### Extract provided
··········

Those forces were at work earlier this month, for instance, when conservatives circulated a video of a Texas A&M student confronting a senior lecturer in the English department for teaching about gender identity, citing Trump’s executive order recognizing only two genders. The lecturer, who was not on the Professor Watchlist, was fired and two administrators were removed from their posts. Last week, university president Mark Welsh also resigned amid the controversy.
Some conservatives argue the watchlist was a necessary antidote to left-wing bias on campus and helped counter-balance the criticism of right-wing professors.
It was “part of changing the way the right engaged with higher ed,” said Rick Hess, director of education policy studies at the American Enterprise Institute, a right-leaning think tank. “The problem is not with the list,” he said. “The problem is that the list was ever necessary.”
Turning Point USA did not respond to multiple requests for comment.
Charlie Kirk himself defended the project as “an awareness tool” in a 2018 interview with “The Opposition,” a Comedy Central TV show.
“It’s not ‘Professor Blacklist’ and it’s not ‘Professor Hitlist,’” Kirk said at the time. “We’re not calling for the termination of these professors — let the schools make their own decisions.”
Some professors targeted by the watchlist said it sparked a campaign of harassment against them.
Shawn Schwaller, an assistant history professor at California State University, Chico, was added to the list in 2021. His profile includes a long list of allegations, including that he had disparaged conservatives. In one article Schwaller wrote, he offered a defense of protesters at a right-wing Christian event who used flash bombs and bear spray, arguing that they were responding to the “intensely violent rhetoric of a white Christian supremacist.”
Schwaller said he was surprised by the response he received online once his name went public. “I hope the professor gets some lead,” one post read. Another said, “He better get a third eye behind his head because its gonna get serious for him.”
Preston Mitchum, a former Georgetown Law adjunct professor, found himself on the list after writing on X, formerly Twitter, in 2017, “All white people are racists. All men are sexist. Yes, ALL cis people are transphobic. We have to unpack that. That’s the work!”

··········

### Data supplied
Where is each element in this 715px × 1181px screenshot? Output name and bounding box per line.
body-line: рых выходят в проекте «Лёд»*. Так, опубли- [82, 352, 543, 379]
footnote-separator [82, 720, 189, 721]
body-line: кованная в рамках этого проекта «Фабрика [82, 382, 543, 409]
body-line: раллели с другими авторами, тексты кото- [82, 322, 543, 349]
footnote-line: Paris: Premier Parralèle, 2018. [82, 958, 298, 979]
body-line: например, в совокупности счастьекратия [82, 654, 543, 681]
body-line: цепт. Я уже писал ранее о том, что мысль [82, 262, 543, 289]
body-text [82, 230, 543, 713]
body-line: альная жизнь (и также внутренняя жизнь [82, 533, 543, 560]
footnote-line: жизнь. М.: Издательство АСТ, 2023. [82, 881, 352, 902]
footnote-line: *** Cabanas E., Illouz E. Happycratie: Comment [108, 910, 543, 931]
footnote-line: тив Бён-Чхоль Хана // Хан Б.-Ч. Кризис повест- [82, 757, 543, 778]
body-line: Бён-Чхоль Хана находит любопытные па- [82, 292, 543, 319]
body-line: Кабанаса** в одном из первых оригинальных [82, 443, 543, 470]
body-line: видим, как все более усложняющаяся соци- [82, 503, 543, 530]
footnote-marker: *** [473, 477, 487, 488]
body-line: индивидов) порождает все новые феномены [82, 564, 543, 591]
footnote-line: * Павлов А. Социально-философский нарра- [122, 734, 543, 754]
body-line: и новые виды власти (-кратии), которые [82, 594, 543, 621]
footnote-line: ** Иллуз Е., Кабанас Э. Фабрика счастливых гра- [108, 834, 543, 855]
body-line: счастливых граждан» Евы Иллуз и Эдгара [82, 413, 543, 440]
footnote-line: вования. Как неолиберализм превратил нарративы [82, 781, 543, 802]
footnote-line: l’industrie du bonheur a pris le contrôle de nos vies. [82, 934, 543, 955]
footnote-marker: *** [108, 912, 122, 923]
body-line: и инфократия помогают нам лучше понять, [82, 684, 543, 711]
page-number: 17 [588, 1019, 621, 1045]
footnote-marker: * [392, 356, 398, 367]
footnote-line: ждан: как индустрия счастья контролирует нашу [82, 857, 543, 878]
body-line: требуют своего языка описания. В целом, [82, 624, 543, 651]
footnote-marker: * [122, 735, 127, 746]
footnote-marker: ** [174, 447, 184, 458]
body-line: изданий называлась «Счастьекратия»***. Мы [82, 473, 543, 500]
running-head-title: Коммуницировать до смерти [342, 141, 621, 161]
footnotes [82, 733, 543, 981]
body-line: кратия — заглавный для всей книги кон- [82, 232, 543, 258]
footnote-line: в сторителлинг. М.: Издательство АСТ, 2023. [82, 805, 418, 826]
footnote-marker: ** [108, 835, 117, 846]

··········

### Problems and tasks
**1)** According to the Professor Watchlist extract, on which TV show did Charlie Kirk defend the project in a 2018 interview?
**2)** Reproduce the Professor Watchlist extract word for word from "Some conservatives argue" to "Central TV show.".

### Responses for each task
**1)** "The Opposition," a Comedy Central TV show.

**2)**
Some conservatives argue the watchlist was a necessary antidote to left-wing bias on campus and helped counter-balance the criticism of right-wing professors.
It was “part of changing the way the right engaged with higher ed,” said Rick Hess, director of education policy studies at the American Enterprise Institute, a right-leaning think tank. “The problem is not with the list,” he said. “The problem is that the list was ever necessary.”
Turning Point USA did not respond to multiple requests for comment.
Charlie Kirk himself defended the project as “an awareness tool” in a 2018 interview with “The Opposition,” a Comedy Central TV show.